*What is needed:*
Output nothing but the number of lines that include the word "style".
======== Extracted material
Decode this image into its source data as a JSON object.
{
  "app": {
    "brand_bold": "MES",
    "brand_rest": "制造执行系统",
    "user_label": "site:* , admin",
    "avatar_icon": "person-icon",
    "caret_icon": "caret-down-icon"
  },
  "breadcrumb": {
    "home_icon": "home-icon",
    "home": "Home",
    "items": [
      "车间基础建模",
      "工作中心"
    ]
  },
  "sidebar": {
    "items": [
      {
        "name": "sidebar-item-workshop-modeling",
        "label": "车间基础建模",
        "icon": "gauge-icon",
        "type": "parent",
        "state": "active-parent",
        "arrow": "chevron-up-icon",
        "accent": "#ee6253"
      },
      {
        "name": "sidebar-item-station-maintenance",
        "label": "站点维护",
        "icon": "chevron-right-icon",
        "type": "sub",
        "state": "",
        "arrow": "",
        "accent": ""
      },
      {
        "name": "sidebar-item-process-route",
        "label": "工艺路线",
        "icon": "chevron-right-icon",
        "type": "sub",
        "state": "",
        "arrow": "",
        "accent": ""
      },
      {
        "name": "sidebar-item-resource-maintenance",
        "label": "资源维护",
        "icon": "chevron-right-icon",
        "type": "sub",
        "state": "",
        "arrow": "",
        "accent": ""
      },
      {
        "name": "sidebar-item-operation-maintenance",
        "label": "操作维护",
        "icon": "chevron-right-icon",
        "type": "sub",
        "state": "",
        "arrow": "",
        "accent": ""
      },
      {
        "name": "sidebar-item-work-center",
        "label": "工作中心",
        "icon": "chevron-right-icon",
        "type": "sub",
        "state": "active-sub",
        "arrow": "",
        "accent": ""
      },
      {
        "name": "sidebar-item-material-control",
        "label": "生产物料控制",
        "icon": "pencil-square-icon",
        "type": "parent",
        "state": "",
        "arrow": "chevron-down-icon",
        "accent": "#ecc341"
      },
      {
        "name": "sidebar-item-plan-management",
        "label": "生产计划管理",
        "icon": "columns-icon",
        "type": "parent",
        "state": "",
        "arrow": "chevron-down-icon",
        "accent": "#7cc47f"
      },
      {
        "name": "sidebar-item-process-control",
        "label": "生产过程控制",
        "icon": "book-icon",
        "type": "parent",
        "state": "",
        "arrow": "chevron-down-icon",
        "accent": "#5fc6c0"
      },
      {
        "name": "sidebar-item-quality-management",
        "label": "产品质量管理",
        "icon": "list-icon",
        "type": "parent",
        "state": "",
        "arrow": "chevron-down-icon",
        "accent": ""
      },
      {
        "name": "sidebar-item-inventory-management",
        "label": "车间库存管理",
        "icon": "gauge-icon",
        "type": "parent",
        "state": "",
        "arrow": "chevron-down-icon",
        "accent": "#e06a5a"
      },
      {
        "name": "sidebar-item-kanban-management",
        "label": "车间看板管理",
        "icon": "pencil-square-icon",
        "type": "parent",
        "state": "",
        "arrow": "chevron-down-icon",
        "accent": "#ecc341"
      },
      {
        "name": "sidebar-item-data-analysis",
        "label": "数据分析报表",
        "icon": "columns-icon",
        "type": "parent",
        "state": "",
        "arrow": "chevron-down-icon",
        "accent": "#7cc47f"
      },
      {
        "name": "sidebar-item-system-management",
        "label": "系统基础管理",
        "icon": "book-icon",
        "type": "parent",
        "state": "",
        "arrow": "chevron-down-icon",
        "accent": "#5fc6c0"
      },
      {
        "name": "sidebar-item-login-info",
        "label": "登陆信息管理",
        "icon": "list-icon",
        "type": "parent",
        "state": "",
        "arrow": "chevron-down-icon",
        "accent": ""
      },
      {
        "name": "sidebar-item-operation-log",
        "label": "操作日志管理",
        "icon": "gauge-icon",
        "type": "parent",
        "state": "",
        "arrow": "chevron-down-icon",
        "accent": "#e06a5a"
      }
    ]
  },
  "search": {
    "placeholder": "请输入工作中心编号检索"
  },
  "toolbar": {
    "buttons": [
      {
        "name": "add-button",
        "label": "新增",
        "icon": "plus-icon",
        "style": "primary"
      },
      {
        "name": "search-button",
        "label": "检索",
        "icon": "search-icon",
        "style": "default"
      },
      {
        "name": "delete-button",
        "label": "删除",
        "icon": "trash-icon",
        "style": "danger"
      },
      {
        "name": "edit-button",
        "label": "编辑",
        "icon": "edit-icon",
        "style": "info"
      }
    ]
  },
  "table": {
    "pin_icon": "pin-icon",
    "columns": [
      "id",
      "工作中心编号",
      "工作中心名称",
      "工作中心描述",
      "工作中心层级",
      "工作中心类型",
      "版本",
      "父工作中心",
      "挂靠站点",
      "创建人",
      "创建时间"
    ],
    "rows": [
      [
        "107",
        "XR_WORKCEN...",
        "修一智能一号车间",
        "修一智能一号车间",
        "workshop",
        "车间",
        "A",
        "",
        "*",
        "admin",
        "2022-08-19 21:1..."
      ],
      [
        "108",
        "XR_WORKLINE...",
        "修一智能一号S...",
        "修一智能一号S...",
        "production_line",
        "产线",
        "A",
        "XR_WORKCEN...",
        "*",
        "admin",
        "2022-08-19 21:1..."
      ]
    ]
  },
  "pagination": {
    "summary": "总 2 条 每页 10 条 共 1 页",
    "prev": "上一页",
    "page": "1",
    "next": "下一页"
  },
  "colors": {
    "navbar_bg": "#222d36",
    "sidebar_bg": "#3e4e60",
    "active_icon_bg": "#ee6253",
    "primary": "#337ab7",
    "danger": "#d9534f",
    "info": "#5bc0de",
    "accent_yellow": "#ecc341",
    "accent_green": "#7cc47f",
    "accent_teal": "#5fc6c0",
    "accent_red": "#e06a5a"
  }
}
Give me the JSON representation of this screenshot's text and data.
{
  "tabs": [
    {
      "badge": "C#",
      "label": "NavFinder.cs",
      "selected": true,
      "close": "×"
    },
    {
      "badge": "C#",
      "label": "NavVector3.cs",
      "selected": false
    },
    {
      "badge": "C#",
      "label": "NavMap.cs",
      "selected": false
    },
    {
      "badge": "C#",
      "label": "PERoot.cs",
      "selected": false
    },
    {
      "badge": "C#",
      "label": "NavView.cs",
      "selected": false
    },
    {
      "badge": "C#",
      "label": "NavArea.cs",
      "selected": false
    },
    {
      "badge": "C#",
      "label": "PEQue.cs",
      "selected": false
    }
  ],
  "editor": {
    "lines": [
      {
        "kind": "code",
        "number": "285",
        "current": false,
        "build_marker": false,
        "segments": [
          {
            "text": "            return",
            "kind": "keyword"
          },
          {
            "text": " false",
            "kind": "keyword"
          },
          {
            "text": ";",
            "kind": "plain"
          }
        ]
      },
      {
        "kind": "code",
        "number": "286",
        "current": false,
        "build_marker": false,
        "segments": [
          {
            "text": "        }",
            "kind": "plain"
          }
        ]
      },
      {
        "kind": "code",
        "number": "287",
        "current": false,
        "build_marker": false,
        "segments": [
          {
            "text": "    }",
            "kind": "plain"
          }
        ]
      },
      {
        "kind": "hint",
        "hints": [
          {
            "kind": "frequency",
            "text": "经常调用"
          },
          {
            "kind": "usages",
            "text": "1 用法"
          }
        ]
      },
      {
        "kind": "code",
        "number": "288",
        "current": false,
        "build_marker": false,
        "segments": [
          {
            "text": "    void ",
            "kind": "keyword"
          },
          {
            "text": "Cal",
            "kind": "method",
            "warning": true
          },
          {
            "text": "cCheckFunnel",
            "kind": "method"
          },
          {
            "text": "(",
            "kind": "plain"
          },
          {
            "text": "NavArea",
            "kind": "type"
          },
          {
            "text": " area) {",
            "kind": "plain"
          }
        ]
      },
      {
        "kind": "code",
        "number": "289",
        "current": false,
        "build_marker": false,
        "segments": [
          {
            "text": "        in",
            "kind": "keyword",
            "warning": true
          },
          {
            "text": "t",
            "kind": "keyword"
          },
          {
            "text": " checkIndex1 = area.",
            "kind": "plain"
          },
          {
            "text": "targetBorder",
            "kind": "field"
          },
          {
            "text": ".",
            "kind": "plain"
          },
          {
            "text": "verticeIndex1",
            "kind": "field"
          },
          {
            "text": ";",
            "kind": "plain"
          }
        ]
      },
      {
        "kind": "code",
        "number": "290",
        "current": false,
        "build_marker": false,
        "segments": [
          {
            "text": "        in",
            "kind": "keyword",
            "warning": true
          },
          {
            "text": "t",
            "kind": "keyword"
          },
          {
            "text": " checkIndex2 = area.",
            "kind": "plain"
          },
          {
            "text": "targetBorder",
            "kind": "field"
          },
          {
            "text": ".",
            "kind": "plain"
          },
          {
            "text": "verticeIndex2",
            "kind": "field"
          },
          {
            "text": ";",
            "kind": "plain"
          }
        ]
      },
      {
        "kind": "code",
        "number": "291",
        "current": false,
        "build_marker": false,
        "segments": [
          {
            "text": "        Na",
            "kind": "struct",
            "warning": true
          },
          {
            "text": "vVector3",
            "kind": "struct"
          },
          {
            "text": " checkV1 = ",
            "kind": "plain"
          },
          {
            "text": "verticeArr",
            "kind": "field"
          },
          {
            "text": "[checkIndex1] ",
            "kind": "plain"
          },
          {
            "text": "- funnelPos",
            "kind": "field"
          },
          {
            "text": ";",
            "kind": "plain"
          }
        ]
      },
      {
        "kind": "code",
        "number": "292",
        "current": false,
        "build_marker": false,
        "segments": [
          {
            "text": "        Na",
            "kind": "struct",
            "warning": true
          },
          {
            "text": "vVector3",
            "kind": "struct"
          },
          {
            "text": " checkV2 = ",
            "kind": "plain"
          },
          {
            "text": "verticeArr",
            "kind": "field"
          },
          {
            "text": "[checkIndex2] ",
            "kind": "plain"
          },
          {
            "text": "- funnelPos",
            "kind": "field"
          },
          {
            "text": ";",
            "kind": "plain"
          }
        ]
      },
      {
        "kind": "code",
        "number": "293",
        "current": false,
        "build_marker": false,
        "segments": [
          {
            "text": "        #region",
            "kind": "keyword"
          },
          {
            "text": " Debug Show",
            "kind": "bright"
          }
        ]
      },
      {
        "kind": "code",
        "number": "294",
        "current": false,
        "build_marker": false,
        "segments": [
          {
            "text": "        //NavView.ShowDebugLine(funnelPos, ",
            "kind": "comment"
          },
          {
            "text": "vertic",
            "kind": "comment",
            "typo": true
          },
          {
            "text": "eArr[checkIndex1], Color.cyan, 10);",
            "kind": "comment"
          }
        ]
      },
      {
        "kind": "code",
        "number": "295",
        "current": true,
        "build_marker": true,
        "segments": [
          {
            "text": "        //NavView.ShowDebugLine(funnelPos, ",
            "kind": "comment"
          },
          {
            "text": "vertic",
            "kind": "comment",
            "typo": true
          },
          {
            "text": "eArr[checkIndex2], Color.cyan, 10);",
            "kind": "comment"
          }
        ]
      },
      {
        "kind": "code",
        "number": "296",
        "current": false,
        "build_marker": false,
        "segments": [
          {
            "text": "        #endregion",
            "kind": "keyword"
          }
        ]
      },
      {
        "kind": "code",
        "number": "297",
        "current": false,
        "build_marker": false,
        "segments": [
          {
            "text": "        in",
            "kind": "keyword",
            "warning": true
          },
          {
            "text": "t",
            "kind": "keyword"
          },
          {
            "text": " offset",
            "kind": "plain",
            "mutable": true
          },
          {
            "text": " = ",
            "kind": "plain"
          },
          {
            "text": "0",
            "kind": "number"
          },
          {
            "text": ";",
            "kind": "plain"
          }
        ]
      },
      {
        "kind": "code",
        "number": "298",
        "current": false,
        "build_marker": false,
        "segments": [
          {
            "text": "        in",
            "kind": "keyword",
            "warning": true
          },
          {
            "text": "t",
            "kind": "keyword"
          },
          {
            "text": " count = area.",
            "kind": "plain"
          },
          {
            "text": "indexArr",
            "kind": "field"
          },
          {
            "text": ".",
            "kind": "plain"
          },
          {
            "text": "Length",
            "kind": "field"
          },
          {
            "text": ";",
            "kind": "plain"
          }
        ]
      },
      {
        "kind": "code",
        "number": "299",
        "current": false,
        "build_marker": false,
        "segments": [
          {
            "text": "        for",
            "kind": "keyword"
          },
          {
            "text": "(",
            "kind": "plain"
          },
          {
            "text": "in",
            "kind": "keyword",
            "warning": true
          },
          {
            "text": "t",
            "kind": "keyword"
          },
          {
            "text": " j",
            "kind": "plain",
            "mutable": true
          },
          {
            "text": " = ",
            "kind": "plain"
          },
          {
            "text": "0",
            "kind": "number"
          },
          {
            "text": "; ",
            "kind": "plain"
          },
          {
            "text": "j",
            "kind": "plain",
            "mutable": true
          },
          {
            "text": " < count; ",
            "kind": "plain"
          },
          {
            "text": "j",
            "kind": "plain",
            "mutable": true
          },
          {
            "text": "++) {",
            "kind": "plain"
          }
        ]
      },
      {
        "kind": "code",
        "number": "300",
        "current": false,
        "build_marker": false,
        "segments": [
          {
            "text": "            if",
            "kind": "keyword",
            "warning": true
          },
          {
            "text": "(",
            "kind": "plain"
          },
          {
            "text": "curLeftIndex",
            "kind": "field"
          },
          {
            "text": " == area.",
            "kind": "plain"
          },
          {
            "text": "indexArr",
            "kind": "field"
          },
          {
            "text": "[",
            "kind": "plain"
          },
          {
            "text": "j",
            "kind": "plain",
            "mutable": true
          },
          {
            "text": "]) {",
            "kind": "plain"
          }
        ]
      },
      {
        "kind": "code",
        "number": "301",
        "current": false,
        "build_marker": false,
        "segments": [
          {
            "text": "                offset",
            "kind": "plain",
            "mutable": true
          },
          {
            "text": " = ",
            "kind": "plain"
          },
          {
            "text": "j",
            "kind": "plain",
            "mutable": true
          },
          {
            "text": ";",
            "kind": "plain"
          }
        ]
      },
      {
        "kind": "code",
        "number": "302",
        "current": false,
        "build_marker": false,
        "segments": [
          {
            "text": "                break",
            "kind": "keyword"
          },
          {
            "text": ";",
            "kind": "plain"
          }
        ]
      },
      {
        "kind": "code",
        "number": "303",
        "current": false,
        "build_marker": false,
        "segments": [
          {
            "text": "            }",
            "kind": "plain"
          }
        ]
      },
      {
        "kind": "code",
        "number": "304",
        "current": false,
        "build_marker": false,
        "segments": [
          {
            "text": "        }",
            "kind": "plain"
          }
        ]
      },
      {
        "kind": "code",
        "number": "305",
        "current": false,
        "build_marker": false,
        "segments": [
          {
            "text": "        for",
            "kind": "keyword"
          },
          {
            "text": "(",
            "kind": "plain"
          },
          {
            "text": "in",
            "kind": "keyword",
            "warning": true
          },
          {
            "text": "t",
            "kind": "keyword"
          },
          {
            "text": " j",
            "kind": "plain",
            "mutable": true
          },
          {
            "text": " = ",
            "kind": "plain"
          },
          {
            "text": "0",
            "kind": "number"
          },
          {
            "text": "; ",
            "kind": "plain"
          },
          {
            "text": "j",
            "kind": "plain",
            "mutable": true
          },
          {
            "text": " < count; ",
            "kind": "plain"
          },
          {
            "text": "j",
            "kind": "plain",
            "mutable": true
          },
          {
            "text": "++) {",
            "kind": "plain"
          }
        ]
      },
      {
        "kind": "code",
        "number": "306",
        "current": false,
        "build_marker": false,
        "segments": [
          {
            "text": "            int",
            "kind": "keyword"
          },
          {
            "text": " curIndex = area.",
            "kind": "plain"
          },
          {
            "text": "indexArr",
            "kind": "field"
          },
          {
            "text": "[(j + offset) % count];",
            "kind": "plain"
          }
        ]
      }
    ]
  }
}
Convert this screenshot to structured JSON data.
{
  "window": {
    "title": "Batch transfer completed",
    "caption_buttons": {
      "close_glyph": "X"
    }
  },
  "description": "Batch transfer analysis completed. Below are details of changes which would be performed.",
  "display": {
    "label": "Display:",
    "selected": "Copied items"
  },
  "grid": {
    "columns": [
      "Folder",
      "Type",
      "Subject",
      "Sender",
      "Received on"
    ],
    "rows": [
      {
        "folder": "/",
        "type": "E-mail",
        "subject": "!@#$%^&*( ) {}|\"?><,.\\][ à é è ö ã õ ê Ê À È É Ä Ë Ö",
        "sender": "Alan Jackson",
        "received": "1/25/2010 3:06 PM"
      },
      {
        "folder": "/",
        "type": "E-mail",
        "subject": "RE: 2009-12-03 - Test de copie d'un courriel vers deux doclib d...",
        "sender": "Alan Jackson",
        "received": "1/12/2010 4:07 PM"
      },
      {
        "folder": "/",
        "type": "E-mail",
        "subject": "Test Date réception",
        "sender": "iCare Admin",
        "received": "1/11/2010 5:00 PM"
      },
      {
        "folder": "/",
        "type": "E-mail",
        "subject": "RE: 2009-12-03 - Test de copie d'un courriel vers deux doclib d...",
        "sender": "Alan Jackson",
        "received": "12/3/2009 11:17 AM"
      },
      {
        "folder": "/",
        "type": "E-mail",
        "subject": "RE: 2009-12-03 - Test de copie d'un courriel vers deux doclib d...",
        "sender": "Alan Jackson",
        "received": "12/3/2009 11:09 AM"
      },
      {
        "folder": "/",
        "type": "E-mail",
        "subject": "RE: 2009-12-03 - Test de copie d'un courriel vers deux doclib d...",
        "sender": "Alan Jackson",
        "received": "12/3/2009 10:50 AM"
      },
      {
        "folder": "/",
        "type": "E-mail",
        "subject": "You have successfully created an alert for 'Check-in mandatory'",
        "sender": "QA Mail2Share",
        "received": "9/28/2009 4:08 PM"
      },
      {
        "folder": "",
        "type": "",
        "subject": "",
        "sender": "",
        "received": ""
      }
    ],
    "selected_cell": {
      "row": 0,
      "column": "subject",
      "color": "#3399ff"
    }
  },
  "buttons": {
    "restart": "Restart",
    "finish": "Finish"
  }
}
================
*Solution:*
4